**** Task input

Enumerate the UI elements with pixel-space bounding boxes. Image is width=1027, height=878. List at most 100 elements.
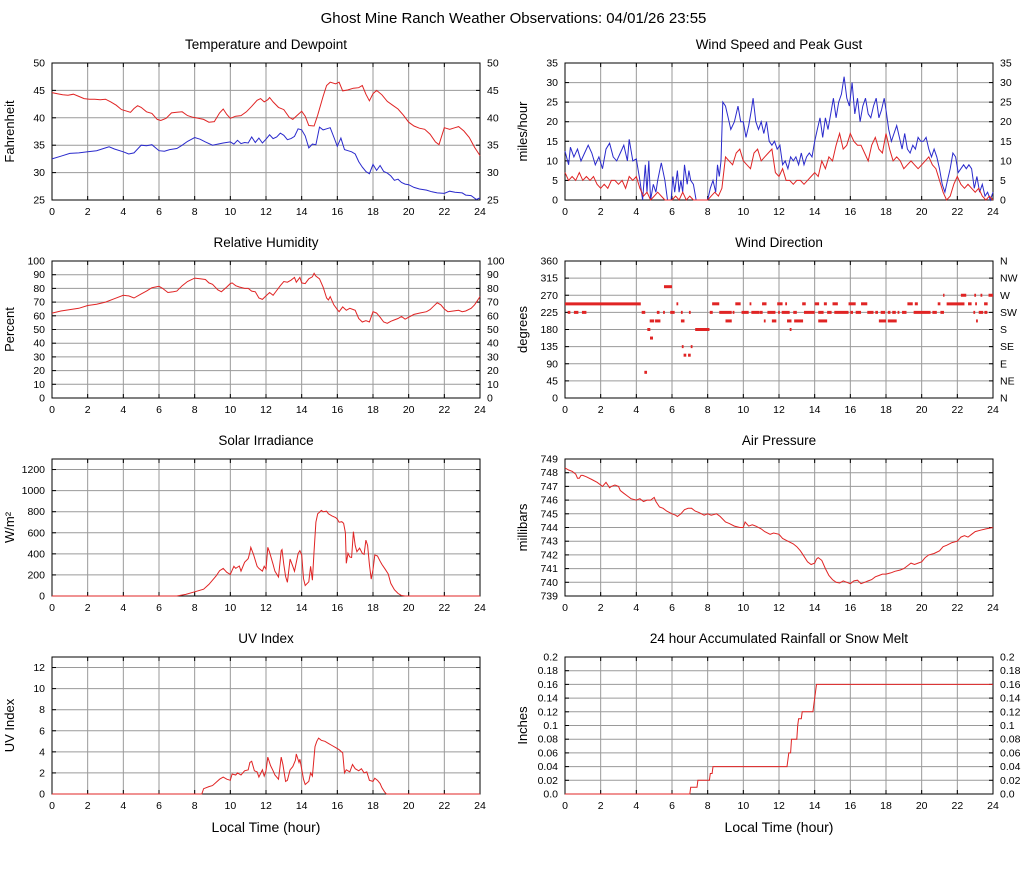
svg-text:0.04: 0.04 [1000,761,1021,773]
svg-text:8: 8 [192,602,198,614]
svg-text:22: 22 [438,404,450,416]
svg-text:8: 8 [192,206,198,218]
svg-text:25: 25 [546,97,558,109]
svg-text:4: 4 [633,404,639,416]
svg-text:NW: NW [1000,273,1018,285]
svg-text:0: 0 [552,393,558,405]
svg-text:18: 18 [367,602,379,614]
svg-text:18: 18 [367,404,379,416]
svg-text:degrees: degrees [515,306,530,353]
svg-text:2: 2 [85,602,91,614]
svg-text:S: S [1000,324,1007,336]
svg-text:5: 5 [552,175,558,187]
svg-text:6: 6 [669,404,675,416]
svg-text:24: 24 [987,206,999,218]
svg-text:6: 6 [156,800,162,812]
svg-text:0: 0 [49,206,55,218]
svg-text:10: 10 [737,206,749,218]
svg-text:10: 10 [224,404,236,416]
svg-text:0: 0 [487,393,493,405]
svg-text:90: 90 [546,358,558,370]
svg-text:24: 24 [987,602,999,614]
svg-text:22: 22 [951,404,963,416]
svg-text:10: 10 [546,155,558,167]
svg-text:225: 225 [540,307,558,319]
svg-text:18: 18 [880,800,892,812]
svg-text:70: 70 [487,297,499,309]
svg-text:0: 0 [562,602,568,614]
svg-text:745: 745 [540,508,558,520]
chart-title: Solar Irradiance [218,433,314,448]
svg-text:50: 50 [33,58,45,70]
svg-text:10: 10 [224,206,236,218]
svg-text:40: 40 [487,338,499,350]
svg-text:20: 20 [1000,116,1012,128]
page-title: Ghost Mine Ranch Weather Observations: 0… [320,10,707,27]
svg-text:N: N [1000,256,1008,268]
svg-text:60: 60 [487,310,499,322]
svg-text:1200: 1200 [22,464,46,476]
svg-text:60: 60 [33,310,45,322]
svg-text:2: 2 [85,206,91,218]
svg-text:746: 746 [540,495,558,507]
svg-text:35: 35 [1000,58,1012,70]
svg-text:35: 35 [33,140,45,152]
svg-text:14: 14 [809,800,821,812]
svg-text:16: 16 [844,602,856,614]
svg-text:50: 50 [33,324,45,336]
svg-text:0.02: 0.02 [538,775,559,787]
svg-text:400: 400 [27,548,45,560]
x-axis-label: Local Time (hour) [211,819,321,835]
svg-text:20: 20 [916,404,928,416]
svg-text:14: 14 [296,404,308,416]
chart-grid: Temperature and Dewpoint 0 2 4 6 8 10 12 14 16 18… [0,35,1027,839]
svg-text:100: 100 [487,256,505,268]
svg-text:40: 40 [487,112,499,124]
svg-text:18: 18 [880,404,892,416]
chart-title: Temperature and Dewpoint [184,37,348,52]
svg-text:12: 12 [260,404,272,416]
svg-text:10: 10 [224,800,236,812]
svg-text:14: 14 [809,206,821,218]
svg-text:12: 12 [260,800,272,812]
svg-text:16: 16 [844,206,856,218]
svg-text:800: 800 [27,506,45,518]
chart-title: 24 hour Accumulated Rainfall or Snow Mel… [649,631,909,646]
svg-text:16: 16 [844,404,856,416]
svg-text:NE: NE [1000,375,1015,387]
svg-text:40: 40 [33,112,45,124]
svg-text:0: 0 [562,800,568,812]
svg-text:600: 600 [27,527,45,539]
svg-text:30: 30 [33,351,45,363]
svg-text:0.18: 0.18 [1000,665,1021,677]
svg-text:10: 10 [737,800,749,812]
svg-text:8: 8 [705,206,711,218]
svg-text:12: 12 [33,662,45,674]
svg-text:18: 18 [880,206,892,218]
svg-text:0.12: 0.12 [538,706,559,718]
svg-text:15: 15 [1000,136,1012,148]
svg-text:2: 2 [598,602,604,614]
svg-text:20: 20 [403,404,415,416]
svg-text:0: 0 [39,393,45,405]
svg-text:0.16: 0.16 [1000,679,1021,691]
svg-text:20: 20 [916,602,928,614]
svg-text:2: 2 [85,800,91,812]
svg-text:20: 20 [403,800,415,812]
svg-text:14: 14 [809,404,821,416]
svg-text:70: 70 [33,297,45,309]
svg-text:10: 10 [1000,155,1012,167]
svg-text:10: 10 [33,379,45,391]
svg-text:20: 20 [487,365,499,377]
svg-text:742: 742 [540,549,558,561]
svg-text:16: 16 [331,602,343,614]
svg-text:2: 2 [85,404,91,416]
chart-wind-speed-gust: Wind Speed and Peak Gust 0 2 4 6 8 10 12 14 16 18… [513,35,1026,223]
svg-text:0: 0 [39,789,45,801]
svg-text:12: 12 [773,206,785,218]
svg-text:100: 100 [27,256,45,268]
svg-text:4: 4 [120,602,126,614]
svg-text:18: 18 [880,602,892,614]
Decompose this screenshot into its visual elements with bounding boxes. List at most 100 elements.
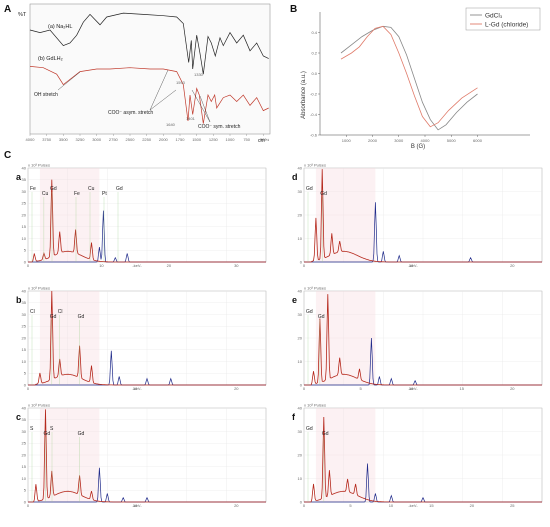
edx-peak-label: Cl bbox=[30, 309, 35, 315]
epr-y-tick: -0.2 bbox=[310, 92, 318, 97]
edx-red-spectrum bbox=[28, 179, 266, 263]
edx-y-tick: 30 bbox=[22, 429, 27, 434]
edx-y-tick: 40 bbox=[298, 165, 303, 170]
edx-peak-label: Pt bbox=[102, 191, 107, 197]
edx-x-tick: 20 bbox=[234, 503, 239, 508]
ir-x-tick: 4000 bbox=[26, 137, 36, 142]
ir-xunit: cm⁻¹ bbox=[258, 138, 269, 144]
edx-y-tick: 30 bbox=[22, 312, 27, 317]
edx-x-tick: 0 bbox=[27, 386, 30, 391]
edx-spectra-panel: 0 5 10 15 20 25 30 35 40 0 10 20 30 x 10³ Pulses -keV-… bbox=[16, 163, 543, 508]
edx-peak-label: Cl bbox=[58, 309, 63, 315]
ir-x-tick: 1500 bbox=[192, 137, 202, 142]
edx-peak-label: Cu bbox=[88, 186, 95, 192]
ir-annot-oh: OH stretch bbox=[34, 92, 58, 98]
edx-y-tick: 0 bbox=[24, 382, 27, 387]
edx-x-label: -keV- bbox=[132, 263, 142, 268]
ir-x-tick: 2250 bbox=[142, 137, 152, 142]
edx-red-spectrum bbox=[28, 290, 266, 386]
epr-xlabel: B (G) bbox=[411, 144, 425, 150]
ir-x-tick: 2500 bbox=[126, 137, 136, 142]
edx-subplot-f: 0 10 20 30 40 0 5 10 15 20 25 x 10³ Pulses -keV-f Gd G… bbox=[292, 403, 543, 508]
epr-spectrum-panel: -0.6 -0.4 -0.2 0.0 0.2 0.4 1000 2000 3000 4000 500… bbox=[301, 7, 541, 150]
epr-y-tick: -0.4 bbox=[310, 112, 318, 117]
edx-peak-label: Gd bbox=[320, 191, 327, 197]
edx-peak-label: Fe bbox=[30, 186, 36, 192]
epr-series-line-0 bbox=[340, 25, 478, 131]
edx-y-tick: 0 bbox=[300, 259, 303, 264]
epr-legend-lgd: L-Gd (chloride) bbox=[485, 22, 528, 29]
epr-x-tick: 2000 bbox=[368, 138, 378, 143]
edx-subplot-a: 0 5 10 15 20 25 30 35 40 0 10 20 30 x 10³ Pulses -keV-… bbox=[16, 163, 267, 268]
epr-legend-gdcl3: GdCl₃ bbox=[485, 13, 503, 20]
epr-x-tick: 3000 bbox=[394, 138, 404, 143]
edx-y-tick: 20 bbox=[298, 212, 303, 217]
ir-x-tick: 750 bbox=[243, 137, 250, 142]
edx-y-tick: 20 bbox=[22, 212, 27, 217]
ir-ylabel: %T bbox=[18, 12, 27, 18]
edx-x-tick: 5 bbox=[349, 503, 352, 508]
edx-y-tick: 10 bbox=[22, 359, 27, 364]
edx-y-tick: 5 bbox=[24, 371, 27, 376]
ir-series-line-0 bbox=[29, 12, 269, 75]
edx-y-tick: 15 bbox=[22, 464, 27, 469]
edx-peak-label: Gd bbox=[50, 314, 57, 320]
epr-legend bbox=[465, 7, 541, 31]
edx-subplot-c: 0 5 10 15 20 25 30 35 40 0 10 20 x 10³ Pulses -keV-c S… bbox=[16, 403, 267, 508]
epr-x-tick: 1000 bbox=[342, 138, 352, 143]
edx-y-tick: 35 bbox=[22, 417, 27, 422]
panel-label-c: C bbox=[4, 150, 11, 161]
edx-peak-label: Gd bbox=[322, 431, 329, 437]
edx-red-spectrum bbox=[28, 409, 266, 503]
ir-series-a-label: (a) Na₂HL bbox=[48, 24, 72, 30]
edx-red-spectrum bbox=[304, 416, 542, 503]
edx-y-tick: 15 bbox=[22, 224, 27, 229]
ir-spectrum-panel: %T cm⁻¹ 4000 3750 3500 3250 3000 2750 2500 2250… bbox=[18, 3, 271, 144]
epr-y-tick: 0.0 bbox=[311, 71, 317, 76]
edx-peak-label: Gd bbox=[306, 426, 313, 432]
edx-y-label: x 10³ Pulses bbox=[304, 403, 326, 408]
edx-x-tick: 0 bbox=[27, 263, 30, 268]
ir-series-b-label: (b) GdLH₂ bbox=[38, 56, 63, 62]
edx-x-tick: 10 bbox=[133, 503, 138, 508]
edx-y-tick: 30 bbox=[298, 189, 303, 194]
edx-y-tick: 40 bbox=[22, 165, 27, 170]
edx-y-tick: 30 bbox=[298, 312, 303, 317]
edx-y-tick: 20 bbox=[22, 335, 27, 340]
edx-peak-label: Gd bbox=[318, 314, 325, 320]
edx-y-label: x 10³ Pulses bbox=[28, 163, 50, 168]
ir-x-tick: 2000 bbox=[159, 137, 169, 142]
ir-annot-1401: 1401 bbox=[186, 116, 196, 121]
edx-y-label: x 10³ Pulses bbox=[28, 286, 50, 291]
edx-peak-label: Fe bbox=[74, 191, 80, 197]
ir-series-line-1 bbox=[29, 66, 269, 124]
edx-x-tick: 10 bbox=[389, 503, 394, 508]
edx-y-tick: 0 bbox=[300, 382, 303, 387]
edx-x-tick: 15 bbox=[459, 386, 464, 391]
ir-x-tick: 3250 bbox=[76, 137, 86, 142]
edx-x-tick: 0 bbox=[303, 503, 306, 508]
edx-subplot-letter: e bbox=[292, 295, 297, 305]
edx-x-tick: 0 bbox=[303, 386, 306, 391]
edx-y-tick: 25 bbox=[22, 441, 27, 446]
edx-x-tick: 30 bbox=[234, 263, 239, 268]
edx-y-tick: 20 bbox=[298, 452, 303, 457]
edx-y-label: x 10³ Pulses bbox=[28, 403, 50, 408]
edx-peak-label: Gd bbox=[306, 309, 313, 315]
edx-peak-label: Gd bbox=[78, 314, 85, 320]
edx-y-tick: 40 bbox=[298, 405, 303, 410]
edx-subplot-b: 0 5 10 15 20 25 30 35 40 0 10 20 x 10³ Pulses -keV-b C… bbox=[16, 286, 267, 391]
epr-ylabel: Absorbance (a.u.) bbox=[301, 71, 307, 119]
ir-x-tick: 3750 bbox=[42, 137, 52, 142]
edx-y-tick: 35 bbox=[22, 177, 27, 182]
edx-subplot-letter: a bbox=[16, 172, 22, 182]
edx-y-tick: 40 bbox=[22, 288, 27, 293]
ir-x-tick: 3500 bbox=[59, 137, 69, 142]
ir-x-tick: 3000 bbox=[92, 137, 102, 142]
edx-x-tick: 10 bbox=[99, 263, 104, 268]
epr-x-tick: 5000 bbox=[447, 138, 457, 143]
edx-y-tick: 5 bbox=[24, 248, 27, 253]
edx-x-label: -keV- bbox=[132, 503, 142, 508]
edx-peak-label: Gd bbox=[50, 186, 57, 192]
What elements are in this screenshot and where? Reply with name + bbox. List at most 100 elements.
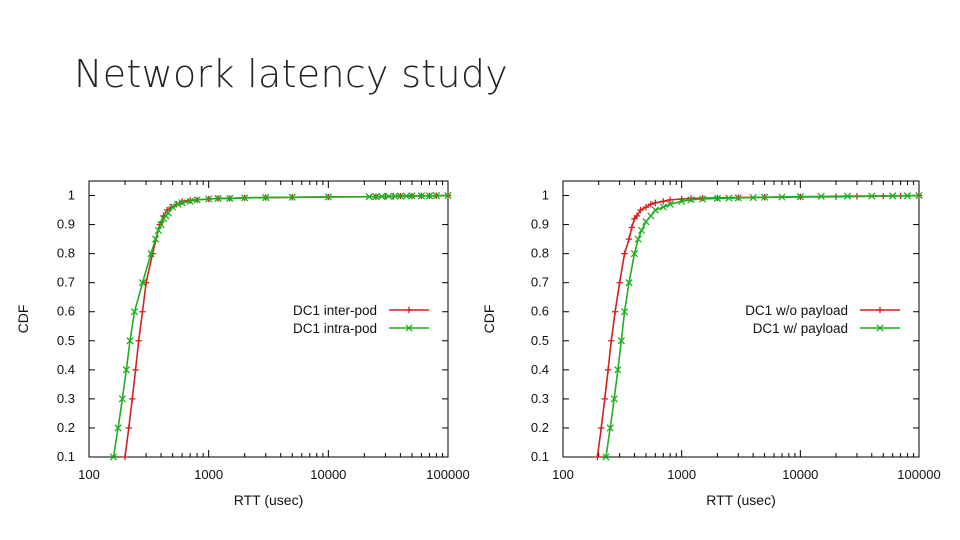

********

Problem to work on ->
Print the lines of the records exactly, beginning at the line that contains "svg-text:0.04: 0.04 [1000,761,1021,773]" and stopping after the line that contains "svg-text:35: 35 [33,140,45,152]".

Response to this exercise ->
svg-text:0.04: 0.04 [1000,761,1021,773]
svg-text:8: 8 [192,602,198,614]
svg-text:22: 22 [438,404,450,416]
svg-text:8: 8 [192,206,198,218]
svg-text:25: 25 [546,97,558,109]
svg-text:4: 4 [633,404,639,416]
svg-text:NW: NW [1000,273,1018,285]
svg-text:0: 0 [552,393,558,405]
svg-text:18: 18 [367,602,379,614]
svg-text:18: 18 [367,404,379,416]
svg-text:degrees: degrees [515,306,530,353]
svg-text:2: 2 [85,602,91,614]
svg-text:S: S [1000,324,1007,336]
svg-text:5: 5 [552,175,558,187]
svg-text:6: 6 [669,404,675,416]
svg-text:24: 24 [987,206,999,218]
svg-text:6: 6 [156,800,162,812]
svg-text:0: 0 [49,206,55,218]
svg-text:10: 10 [737,206,749,218]
svg-text:10: 10 [224,404,236,416]
svg-text:0: 0 [487,393,493,405]
svg-text:90: 90 [546,358,558,370]
svg-text:24: 24 [987,602,999,614]
svg-text:22: 22 [951,404,963,416]
svg-text:10: 10 [546,155,558,167]
svg-text:225: 225 [540,307,558,319]
svg-text:18: 18 [880,800,892,812]
svg-text:70: 70 [487,297,499,309]
svg-text:0: 0 [562,602,568,614]
svg-text:745: 745 [540,508,558,520]
chart-title: Solar Irradiance [218,433,314,448]
svg-text:50: 50 [33,58,45,70]
svg-text:10: 10 [224,206,236,218]
svg-text:40: 40 [487,338,499,350]
svg-text:20: 20 [1000,116,1012,128]
page-title: Ghost Mine Ranch Weather Observations: 0… [320,10,707,27]
svg-text:N: N [1000,256,1008,268]
svg-text:60: 60 [487,310,499,322]
svg-text:1200: 1200 [22,464,46,476]
svg-text:60: 60 [33,310,45,322]
svg-text:2: 2 [85,206,91,218]
svg-text:746: 746 [540,495,558,507]
svg-text:35: 35 [1000,58,1012,70]
svg-text:35: 35 [33,140,45,152]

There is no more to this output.